The task: Exactly as written, quote every line that follows, skipping the images.

Records to process:
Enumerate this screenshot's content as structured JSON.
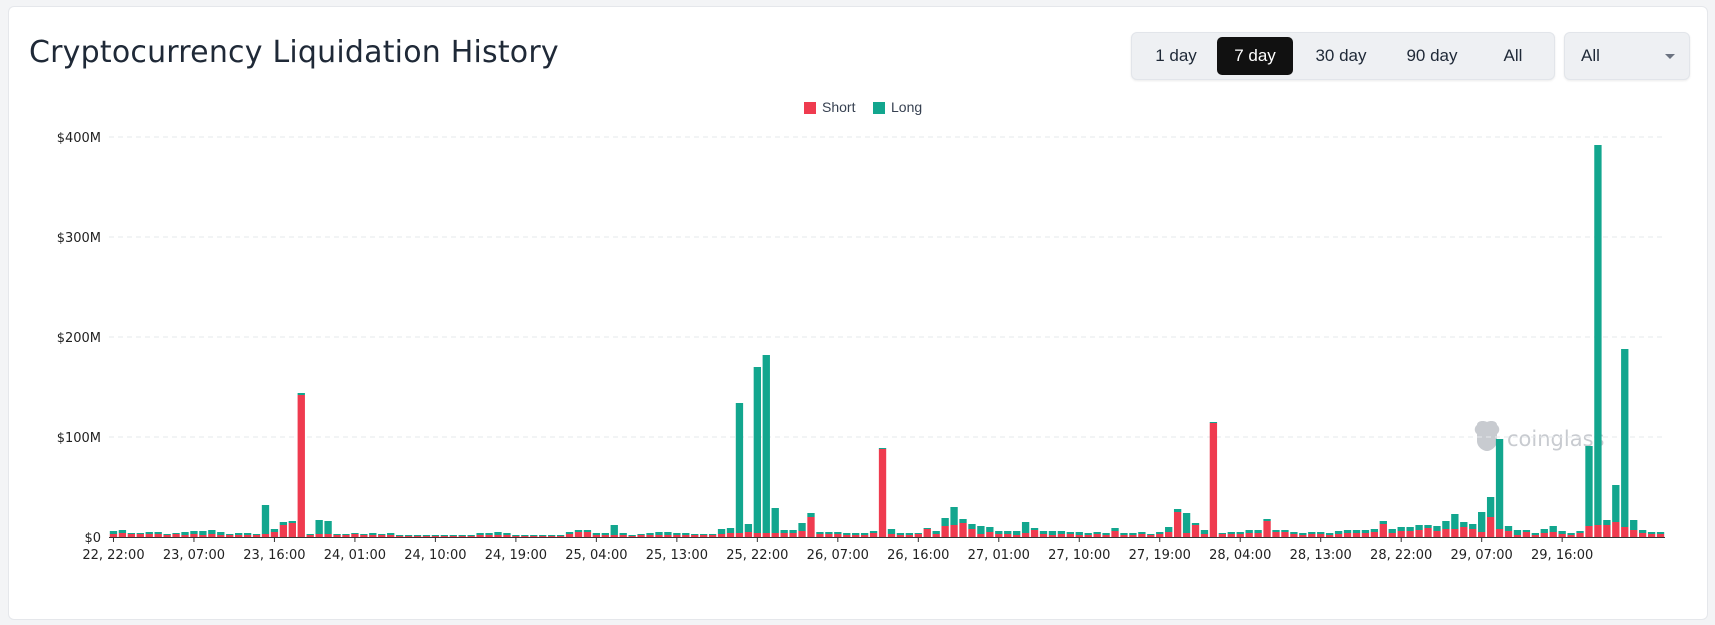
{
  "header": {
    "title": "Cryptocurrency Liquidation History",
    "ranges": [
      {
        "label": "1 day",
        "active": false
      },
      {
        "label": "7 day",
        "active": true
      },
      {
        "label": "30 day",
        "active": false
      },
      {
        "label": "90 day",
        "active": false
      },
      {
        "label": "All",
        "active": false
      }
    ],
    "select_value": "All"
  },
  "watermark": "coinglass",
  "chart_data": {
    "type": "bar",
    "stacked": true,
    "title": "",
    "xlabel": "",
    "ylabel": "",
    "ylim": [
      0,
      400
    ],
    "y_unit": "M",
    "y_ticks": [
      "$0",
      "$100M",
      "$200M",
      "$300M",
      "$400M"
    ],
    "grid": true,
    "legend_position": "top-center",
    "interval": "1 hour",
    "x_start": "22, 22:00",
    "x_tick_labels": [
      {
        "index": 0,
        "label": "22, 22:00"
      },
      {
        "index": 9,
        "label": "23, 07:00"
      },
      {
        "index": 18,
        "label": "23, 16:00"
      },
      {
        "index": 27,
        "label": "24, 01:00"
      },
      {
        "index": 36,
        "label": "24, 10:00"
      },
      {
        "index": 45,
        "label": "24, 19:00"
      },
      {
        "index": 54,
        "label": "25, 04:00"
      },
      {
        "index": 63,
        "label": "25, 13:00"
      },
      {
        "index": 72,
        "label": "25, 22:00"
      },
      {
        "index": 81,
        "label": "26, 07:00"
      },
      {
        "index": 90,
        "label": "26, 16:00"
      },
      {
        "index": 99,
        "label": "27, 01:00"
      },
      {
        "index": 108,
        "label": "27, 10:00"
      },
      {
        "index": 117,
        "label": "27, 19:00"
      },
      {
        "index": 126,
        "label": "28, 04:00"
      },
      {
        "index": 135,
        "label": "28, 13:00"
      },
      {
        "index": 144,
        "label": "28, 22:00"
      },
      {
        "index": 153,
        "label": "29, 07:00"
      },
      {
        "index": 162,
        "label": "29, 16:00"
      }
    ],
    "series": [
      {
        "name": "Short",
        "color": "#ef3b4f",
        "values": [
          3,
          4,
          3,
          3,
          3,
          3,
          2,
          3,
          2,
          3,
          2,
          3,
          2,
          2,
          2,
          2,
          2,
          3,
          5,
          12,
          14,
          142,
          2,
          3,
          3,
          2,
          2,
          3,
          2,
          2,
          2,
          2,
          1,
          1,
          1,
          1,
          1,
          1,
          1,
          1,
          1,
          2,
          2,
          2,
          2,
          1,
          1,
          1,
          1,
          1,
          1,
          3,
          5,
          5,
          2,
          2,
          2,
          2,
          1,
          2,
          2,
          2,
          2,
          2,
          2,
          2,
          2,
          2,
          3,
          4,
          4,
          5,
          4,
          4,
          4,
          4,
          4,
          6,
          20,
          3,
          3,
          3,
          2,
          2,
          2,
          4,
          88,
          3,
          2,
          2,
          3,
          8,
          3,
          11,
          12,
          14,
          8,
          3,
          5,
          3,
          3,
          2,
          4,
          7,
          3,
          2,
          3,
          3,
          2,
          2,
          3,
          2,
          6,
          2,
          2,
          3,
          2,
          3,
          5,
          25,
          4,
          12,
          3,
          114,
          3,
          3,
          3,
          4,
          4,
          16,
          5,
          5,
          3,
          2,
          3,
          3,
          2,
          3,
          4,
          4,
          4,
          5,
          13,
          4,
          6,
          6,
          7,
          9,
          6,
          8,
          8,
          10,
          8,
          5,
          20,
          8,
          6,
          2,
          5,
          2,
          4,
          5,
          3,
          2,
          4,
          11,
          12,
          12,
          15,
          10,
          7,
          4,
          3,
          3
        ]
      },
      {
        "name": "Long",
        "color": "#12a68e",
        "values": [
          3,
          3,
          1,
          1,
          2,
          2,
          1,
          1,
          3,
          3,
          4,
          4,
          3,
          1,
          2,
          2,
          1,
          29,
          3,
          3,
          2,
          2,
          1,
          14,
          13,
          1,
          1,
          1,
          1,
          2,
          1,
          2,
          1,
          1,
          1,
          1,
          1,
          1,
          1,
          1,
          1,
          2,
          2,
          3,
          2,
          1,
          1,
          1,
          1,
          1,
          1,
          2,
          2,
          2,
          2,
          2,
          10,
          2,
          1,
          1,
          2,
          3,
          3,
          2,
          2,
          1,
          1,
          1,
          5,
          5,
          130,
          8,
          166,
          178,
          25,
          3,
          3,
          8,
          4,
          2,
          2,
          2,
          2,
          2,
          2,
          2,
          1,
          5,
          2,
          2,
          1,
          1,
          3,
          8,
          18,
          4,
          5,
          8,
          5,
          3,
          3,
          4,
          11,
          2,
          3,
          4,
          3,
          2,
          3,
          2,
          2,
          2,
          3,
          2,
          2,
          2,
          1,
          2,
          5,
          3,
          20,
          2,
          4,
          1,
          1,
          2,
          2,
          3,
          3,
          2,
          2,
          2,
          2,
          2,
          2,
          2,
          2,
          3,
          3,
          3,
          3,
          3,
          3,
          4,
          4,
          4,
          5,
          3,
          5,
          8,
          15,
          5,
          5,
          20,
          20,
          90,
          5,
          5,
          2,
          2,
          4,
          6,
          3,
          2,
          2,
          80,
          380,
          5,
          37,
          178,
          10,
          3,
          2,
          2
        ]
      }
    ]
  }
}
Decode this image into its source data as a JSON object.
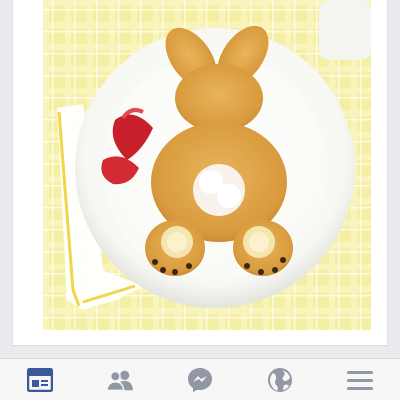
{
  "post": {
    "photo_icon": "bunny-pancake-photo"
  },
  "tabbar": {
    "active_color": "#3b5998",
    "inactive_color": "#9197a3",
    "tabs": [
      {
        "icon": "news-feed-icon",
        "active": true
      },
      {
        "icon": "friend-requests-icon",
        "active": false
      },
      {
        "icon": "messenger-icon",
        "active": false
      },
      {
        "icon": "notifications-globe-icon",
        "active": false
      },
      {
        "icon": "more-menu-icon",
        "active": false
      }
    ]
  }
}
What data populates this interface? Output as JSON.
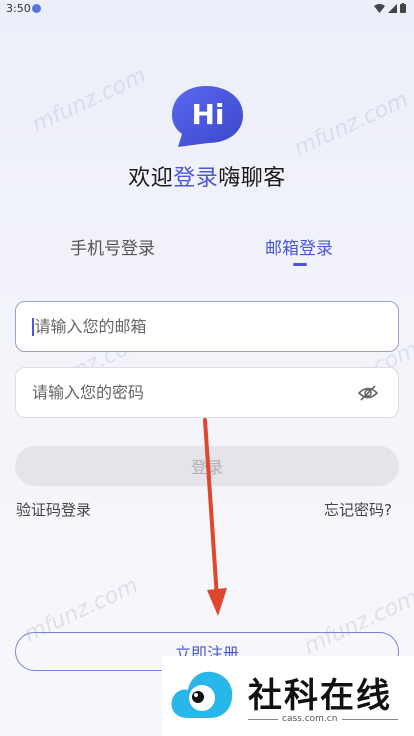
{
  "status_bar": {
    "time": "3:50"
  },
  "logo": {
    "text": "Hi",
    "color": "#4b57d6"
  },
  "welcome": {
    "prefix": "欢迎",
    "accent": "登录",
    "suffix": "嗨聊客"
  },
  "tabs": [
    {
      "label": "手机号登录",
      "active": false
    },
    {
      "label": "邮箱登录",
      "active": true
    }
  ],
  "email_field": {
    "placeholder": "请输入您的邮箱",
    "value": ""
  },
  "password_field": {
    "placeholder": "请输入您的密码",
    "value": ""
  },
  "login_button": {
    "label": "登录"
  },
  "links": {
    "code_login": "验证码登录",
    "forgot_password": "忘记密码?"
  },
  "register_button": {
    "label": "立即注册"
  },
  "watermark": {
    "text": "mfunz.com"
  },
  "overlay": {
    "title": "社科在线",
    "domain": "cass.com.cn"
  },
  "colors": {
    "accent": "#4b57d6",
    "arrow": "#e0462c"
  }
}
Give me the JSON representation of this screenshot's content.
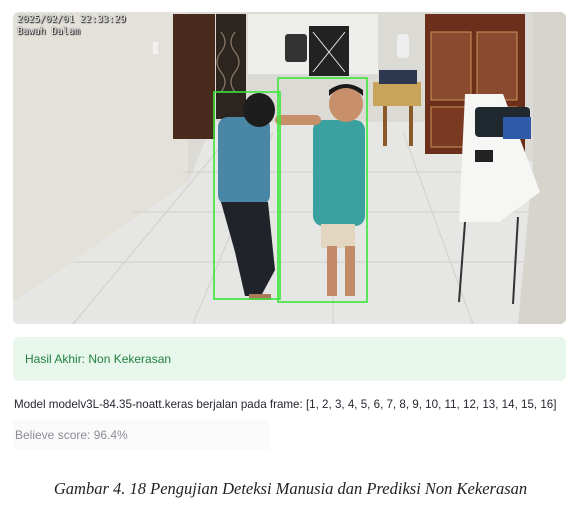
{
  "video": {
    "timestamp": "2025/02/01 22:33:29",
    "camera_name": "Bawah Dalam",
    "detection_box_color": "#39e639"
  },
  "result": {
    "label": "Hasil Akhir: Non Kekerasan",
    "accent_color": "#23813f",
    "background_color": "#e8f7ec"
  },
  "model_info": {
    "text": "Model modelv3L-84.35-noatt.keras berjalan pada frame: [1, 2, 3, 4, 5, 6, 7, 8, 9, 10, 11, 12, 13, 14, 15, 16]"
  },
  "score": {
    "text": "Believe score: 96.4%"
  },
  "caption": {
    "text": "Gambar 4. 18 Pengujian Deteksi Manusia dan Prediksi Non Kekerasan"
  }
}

Finished exercise:
Enumerate this screenshot's content as structured JSON.
{
  "header": {
    "title": "Cryptocurrency Liquidation History",
    "ranges": [
      {
        "label": "1 day",
        "active": false
      },
      {
        "label": "7 day",
        "active": true
      },
      {
        "label": "30 day",
        "active": false
      },
      {
        "label": "90 day",
        "active": false
      },
      {
        "label": "All",
        "active": false
      }
    ],
    "select_value": "All"
  },
  "watermark": "coinglass",
  "chart_data": {
    "type": "bar",
    "stacked": true,
    "title": "",
    "xlabel": "",
    "ylabel": "",
    "ylim": [
      0,
      400
    ],
    "y_unit": "M",
    "y_ticks": [
      "$0",
      "$100M",
      "$200M",
      "$300M",
      "$400M"
    ],
    "grid": true,
    "legend_position": "top-center",
    "interval": "1 hour",
    "x_start": "22, 22:00",
    "x_tick_labels": [
      {
        "index": 0,
        "label": "22, 22:00"
      },
      {
        "index": 9,
        "label": "23, 07:00"
      },
      {
        "index": 18,
        "label": "23, 16:00"
      },
      {
        "index": 27,
        "label": "24, 01:00"
      },
      {
        "index": 36,
        "label": "24, 10:00"
      },
      {
        "index": 45,
        "label": "24, 19:00"
      },
      {
        "index": 54,
        "label": "25, 04:00"
      },
      {
        "index": 63,
        "label": "25, 13:00"
      },
      {
        "index": 72,
        "label": "25, 22:00"
      },
      {
        "index": 81,
        "label": "26, 07:00"
      },
      {
        "index": 90,
        "label": "26, 16:00"
      },
      {
        "index": 99,
        "label": "27, 01:00"
      },
      {
        "index": 108,
        "label": "27, 10:00"
      },
      {
        "index": 117,
        "label": "27, 19:00"
      },
      {
        "index": 126,
        "label": "28, 04:00"
      },
      {
        "index": 135,
        "label": "28, 13:00"
      },
      {
        "index": 144,
        "label": "28, 22:00"
      },
      {
        "index": 153,
        "label": "29, 07:00"
      },
      {
        "index": 162,
        "label": "29, 16:00"
      }
    ],
    "series": [
      {
        "name": "Short",
        "color": "#ef3b4f",
        "values": [
          3,
          4,
          3,
          3,
          3,
          3,
          2,
          3,
          2,
          3,
          2,
          3,
          2,
          2,
          2,
          2,
          2,
          3,
          5,
          12,
          14,
          142,
          2,
          3,
          3,
          2,
          2,
          3,
          2,
          2,
          2,
          2,
          1,
          1,
          1,
          1,
          1,
          1,
          1,
          1,
          1,
          2,
          2,
          2,
          2,
          1,
          1,
          1,
          1,
          1,
          1,
          3,
          5,
          5,
          2,
          2,
          2,
          2,
          1,
          2,
          2,
          2,
          2,
          2,
          2,
          2,
          2,
          2,
          3,
          4,
          4,
          5,
          4,
          4,
          4,
          4,
          4,
          6,
          20,
          3,
          3,
          3,
          2,
          2,
          2,
          4,
          88,
          3,
          2,
          2,
          3,
          8,
          3,
          11,
          12,
          14,
          8,
          3,
          5,
          3,
          3,
          2,
          4,
          7,
          3,
          2,
          3,
          3,
          2,
          2,
          3,
          2,
          6,
          2,
          2,
          3,
          2,
          3,
          5,
          25,
          4,
          12,
          3,
          114,
          3,
          3,
          3,
          4,
          4,
          16,
          5,
          5,
          3,
          2,
          3,
          3,
          2,
          3,
          4,
          4,
          4,
          5,
          13,
          4,
          6,
          6,
          7,
          9,
          6,
          8,
          8,
          10,
          8,
          5,
          20,
          8,
          6,
          2,
          5,
          2,
          4,
          5,
          3,
          2,
          4,
          11,
          12,
          12,
          15,
          10,
          7,
          4,
          3,
          3
        ]
      },
      {
        "name": "Long",
        "color": "#12a68e",
        "values": [
          3,
          3,
          1,
          1,
          2,
          2,
          1,
          1,
          3,
          3,
          4,
          4,
          3,
          1,
          2,
          2,
          1,
          29,
          3,
          3,
          2,
          2,
          1,
          14,
          13,
          1,
          1,
          1,
          1,
          2,
          1,
          2,
          1,
          1,
          1,
          1,
          1,
          1,
          1,
          1,
          1,
          2,
          2,
          3,
          2,
          1,
          1,
          1,
          1,
          1,
          1,
          2,
          2,
          2,
          2,
          2,
          10,
          2,
          1,
          1,
          2,
          3,
          3,
          2,
          2,
          1,
          1,
          1,
          5,
          5,
          130,
          8,
          166,
          178,
          25,
          3,
          3,
          8,
          4,
          2,
          2,
          2,
          2,
          2,
          2,
          2,
          1,
          5,
          2,
          2,
          1,
          1,
          3,
          8,
          18,
          4,
          5,
          8,
          5,
          3,
          3,
          4,
          11,
          2,
          3,
          4,
          3,
          2,
          3,
          2,
          2,
          2,
          3,
          2,
          2,
          2,
          1,
          2,
          5,
          3,
          20,
          2,
          4,
          1,
          1,
          2,
          2,
          3,
          3,
          2,
          2,
          2,
          2,
          2,
          2,
          2,
          2,
          3,
          3,
          3,
          3,
          3,
          3,
          4,
          4,
          4,
          5,
          3,
          5,
          8,
          15,
          5,
          5,
          20,
          20,
          90,
          5,
          5,
          2,
          2,
          4,
          6,
          3,
          2,
          2,
          80,
          380,
          5,
          37,
          178,
          10,
          3,
          2,
          2
        ]
      }
    ]
  }
}
Decode this image into its source data as a JSON object.
{
  "post": {
    "photo_icon": "bunny-pancake-photo"
  },
  "tabbar": {
    "active_color": "#3b5998",
    "inactive_color": "#9197a3",
    "tabs": [
      {
        "icon": "news-feed-icon",
        "active": true
      },
      {
        "icon": "friend-requests-icon",
        "active": false
      },
      {
        "icon": "messenger-icon",
        "active": false
      },
      {
        "icon": "notifications-globe-icon",
        "active": false
      },
      {
        "icon": "more-menu-icon",
        "active": false
      }
    ]
  }
}
What data populates this interface? Output as JSON.
{
  "status_bar": {
    "time": "3:50"
  },
  "logo": {
    "text": "Hi",
    "color": "#4b57d6"
  },
  "welcome": {
    "prefix": "欢迎",
    "accent": "登录",
    "suffix": "嗨聊客"
  },
  "tabs": [
    {
      "label": "手机号登录",
      "active": false
    },
    {
      "label": "邮箱登录",
      "active": true
    }
  ],
  "email_field": {
    "placeholder": "请输入您的邮箱",
    "value": ""
  },
  "password_field": {
    "placeholder": "请输入您的密码",
    "value": ""
  },
  "login_button": {
    "label": "登录"
  },
  "links": {
    "code_login": "验证码登录",
    "forgot_password": "忘记密码?"
  },
  "register_button": {
    "label": "立即注册"
  },
  "watermark": {
    "text": "mfunz.com"
  },
  "overlay": {
    "title": "社科在线",
    "domain": "cass.com.cn"
  },
  "colors": {
    "accent": "#4b57d6",
    "arrow": "#e0462c"
  }
}
Give me the JSON representation of this screenshot's content.
{
  "video": {
    "timestamp": "2025/02/01 22:33:29",
    "camera_name": "Bawah Dalam",
    "detection_box_color": "#39e639"
  },
  "result": {
    "label": "Hasil Akhir: Non Kekerasan",
    "accent_color": "#23813f",
    "background_color": "#e8f7ec"
  },
  "model_info": {
    "text": "Model modelv3L-84.35-noatt.keras berjalan pada frame: [1, 2, 3, 4, 5, 6, 7, 8, 9, 10, 11, 12, 13, 14, 15, 16]"
  },
  "score": {
    "text": "Believe score: 96.4%"
  },
  "caption": {
    "text": "Gambar 4. 18 Pengujian Deteksi Manusia dan Prediksi Non Kekerasan"
  }
}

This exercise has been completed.